===== Excerpt to read =====

Former Colorado Gov. John Hickenlooper announced a bid Monday for the Democratic 2020 presidential nomination, giving the more moderate wing of the party a possible champion in a race otherwise shaping up as a sprint to the left.
The pro-business Democrat, who once talked about chugging fracking fluid, won two terms in Colorado as a consensus-building leader, able to work with a state legislature where Republicans shared control.
“I am running for president because we need dreamers in Washington, but we also need to get things done,” Mr. Hickenlooper, 67, said in his announcement. “I’ve proven again and again I can bring people together to produce the progressive change Washington has failed to deliver.”
He enters a field crowded with liberal icons and rising stars, where the conversation has generally focused on just how far they are willing to go in government control over the economy, from single-payer health care to soaring tax rates to the Green New Deal.
While those sorts of policies are driving the debate, John Couvillon, a pollster, said there is room in the Democratic primary for someone less strident.

=====

Directions:
**A.** Decide whether each statement agrees with the passage on Hickenlooper's presidential bid: (i) Hickenlooper won two terms in Colorado; (ii) he was 67 at the time of his announcement; (iii) John Couvillon said the Democratic primary has no room for a less strident candidate. Answer yes or no for each and quote the deciding words of the passage.
**B.** Carry on the passage on Hickenlooper's presidential bid, beginning after its final sentence.
The data placed after this passage are not needed for any of this work.

===== Records provided =====

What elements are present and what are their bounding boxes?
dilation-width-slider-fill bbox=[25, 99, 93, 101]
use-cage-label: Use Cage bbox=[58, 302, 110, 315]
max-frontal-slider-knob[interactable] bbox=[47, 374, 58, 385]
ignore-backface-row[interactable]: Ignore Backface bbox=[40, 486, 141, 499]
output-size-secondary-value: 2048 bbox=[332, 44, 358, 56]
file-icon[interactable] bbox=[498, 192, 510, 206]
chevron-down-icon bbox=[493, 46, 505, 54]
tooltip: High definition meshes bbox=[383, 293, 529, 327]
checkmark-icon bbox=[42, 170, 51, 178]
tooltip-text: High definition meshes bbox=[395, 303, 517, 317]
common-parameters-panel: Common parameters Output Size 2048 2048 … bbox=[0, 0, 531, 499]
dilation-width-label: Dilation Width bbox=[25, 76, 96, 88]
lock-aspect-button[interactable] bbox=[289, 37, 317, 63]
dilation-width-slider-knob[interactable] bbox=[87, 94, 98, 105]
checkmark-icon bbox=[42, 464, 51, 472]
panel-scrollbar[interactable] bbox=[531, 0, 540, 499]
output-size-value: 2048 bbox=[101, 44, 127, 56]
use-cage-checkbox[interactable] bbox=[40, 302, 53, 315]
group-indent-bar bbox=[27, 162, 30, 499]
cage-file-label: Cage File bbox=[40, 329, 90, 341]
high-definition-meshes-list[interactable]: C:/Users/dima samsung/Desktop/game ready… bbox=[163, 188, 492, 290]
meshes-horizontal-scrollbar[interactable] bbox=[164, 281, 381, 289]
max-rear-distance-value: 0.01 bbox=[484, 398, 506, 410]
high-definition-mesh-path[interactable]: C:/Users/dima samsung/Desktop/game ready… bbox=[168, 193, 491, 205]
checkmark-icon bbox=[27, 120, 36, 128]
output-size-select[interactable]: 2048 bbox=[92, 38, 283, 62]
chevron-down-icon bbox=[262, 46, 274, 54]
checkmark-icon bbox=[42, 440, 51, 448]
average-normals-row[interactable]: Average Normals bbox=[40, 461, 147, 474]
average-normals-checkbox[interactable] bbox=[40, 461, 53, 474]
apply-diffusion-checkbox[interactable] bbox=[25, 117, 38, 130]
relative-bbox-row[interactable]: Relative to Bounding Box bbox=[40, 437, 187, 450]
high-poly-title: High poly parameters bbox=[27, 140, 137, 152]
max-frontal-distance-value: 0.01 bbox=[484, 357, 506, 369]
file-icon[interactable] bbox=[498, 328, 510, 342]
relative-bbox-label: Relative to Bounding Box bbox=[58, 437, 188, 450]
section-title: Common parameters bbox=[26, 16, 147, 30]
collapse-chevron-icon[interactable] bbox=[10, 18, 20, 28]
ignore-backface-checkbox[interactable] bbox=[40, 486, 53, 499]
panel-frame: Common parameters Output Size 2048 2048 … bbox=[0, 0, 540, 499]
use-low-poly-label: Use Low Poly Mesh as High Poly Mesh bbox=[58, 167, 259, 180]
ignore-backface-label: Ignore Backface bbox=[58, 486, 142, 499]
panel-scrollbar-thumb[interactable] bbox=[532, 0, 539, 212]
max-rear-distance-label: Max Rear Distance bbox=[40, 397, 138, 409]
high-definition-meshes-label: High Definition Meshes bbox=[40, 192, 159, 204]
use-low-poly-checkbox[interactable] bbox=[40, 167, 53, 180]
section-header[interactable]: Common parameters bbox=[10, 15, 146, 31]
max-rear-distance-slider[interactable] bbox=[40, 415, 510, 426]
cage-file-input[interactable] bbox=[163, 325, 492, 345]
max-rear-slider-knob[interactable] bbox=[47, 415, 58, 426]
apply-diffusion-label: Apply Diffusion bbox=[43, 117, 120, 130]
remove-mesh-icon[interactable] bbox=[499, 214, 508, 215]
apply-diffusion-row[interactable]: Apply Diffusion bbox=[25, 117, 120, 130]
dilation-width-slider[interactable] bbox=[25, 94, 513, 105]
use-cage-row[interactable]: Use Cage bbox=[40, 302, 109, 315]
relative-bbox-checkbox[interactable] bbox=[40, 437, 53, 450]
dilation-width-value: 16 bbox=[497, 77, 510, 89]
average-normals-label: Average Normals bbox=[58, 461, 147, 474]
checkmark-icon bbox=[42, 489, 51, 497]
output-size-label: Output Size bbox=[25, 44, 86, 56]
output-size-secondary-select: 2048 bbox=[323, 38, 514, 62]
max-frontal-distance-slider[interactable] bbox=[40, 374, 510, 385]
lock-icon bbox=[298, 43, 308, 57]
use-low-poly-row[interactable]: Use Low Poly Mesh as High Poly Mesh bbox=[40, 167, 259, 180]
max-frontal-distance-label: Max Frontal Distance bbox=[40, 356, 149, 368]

=====

Response list:
**A.**
(i) Yes: "won two terms in Colorado as a consensus-building leader"
(ii) Yes: "Mr. Hickenlooper, 67, said in his announcement"
(iii) No: "there is room in the Democratic primary for someone less strident"

**B.**
He said surveys have found nearly half of Democrats identify as moderate.
And if the party looks beyond the primary election, it will find plenty of reasons to consider an option who can appeal to the moderate voters who powered the Democratic takeover of the House in the 2018 midterm election.
“Right off the bat, I see a lot of potential market space for a more moderate Democratic candidate who is running,” Mr. Couvillon said. “It is not poisonous to be running in the moderate swim lane so to speak.”
But Neil Sroka, communications director at Democracy for America, said it is hard to imagine a moderate candidate capturing the nomination at a time when the progressive wing of the party is ascending.
“Nothing excites people more than lukewarm milk,” Mr. Sroka quipped. “The only path that these more corporate Democratic candidates have is by hoping that the progressive vote is split literally 10 different ways and that somehow a moderate could slip through.”
Mr. Hickenlooper was Denver’s mayor before winning the governorship in 2010, giving him 16 years of high-level executive experience.
He said he bolstered the job market and strengthened environmental laws. He also has been a friend of the LGBT community, passed universal background checks for gun sales following the 2012 shooting at an Aurora movie theater, and expanded Medicaid under Obamacare — checking off many of the same boxes as the rest of the Democratic field.
He also says he supports some form of the Green New Deal — yet his biggest break with liberal orthodoxy may have come on the environment.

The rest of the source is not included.